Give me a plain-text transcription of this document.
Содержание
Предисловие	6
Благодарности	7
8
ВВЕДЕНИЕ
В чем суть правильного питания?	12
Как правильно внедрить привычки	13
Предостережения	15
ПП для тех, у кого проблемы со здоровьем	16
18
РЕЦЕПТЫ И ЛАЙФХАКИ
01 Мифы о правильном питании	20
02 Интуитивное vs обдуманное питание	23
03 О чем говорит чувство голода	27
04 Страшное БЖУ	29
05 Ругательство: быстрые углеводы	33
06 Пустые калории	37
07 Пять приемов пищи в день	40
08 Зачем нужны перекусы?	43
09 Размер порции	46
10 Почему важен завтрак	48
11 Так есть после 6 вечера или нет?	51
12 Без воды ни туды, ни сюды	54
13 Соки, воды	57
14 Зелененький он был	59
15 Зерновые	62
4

● ● ● ● ●

- _Goal_
Output all preceding records character for character.

- _Solution for this task_
Give me a plain-text transcription of this document.
Содержание
Предисловие	6
Благодарности	7
8
ВВЕДЕНИЕ
В чем суть правильного питания?	12
Как правильно внедрить привычки	13
Предостережения	15
ПП для тех, у кого проблемы со здоровьем	16
18
РЕЦЕПТЫ И ЛАЙФХАКИ
01 Мифы о правильном питании	20
02 Интуитивное vs обдуманное питание	23
03 О чем говорит чувство голода	27
04 Страшное БЖУ	29
05 Ругательство: быстрые углеводы	33
06 Пустые калории	37
07 Пять приемов пищи в день	40
08 Зачем нужны перекусы?	43
09 Размер порции	46
10 Почему важен завтрак	48
11 Так есть после 6 вечера или нет?	51
12 Без воды ни туды, ни сюды	54
13 Соки, воды	57
14 Зелененький он был	59
15 Зерновые	62
4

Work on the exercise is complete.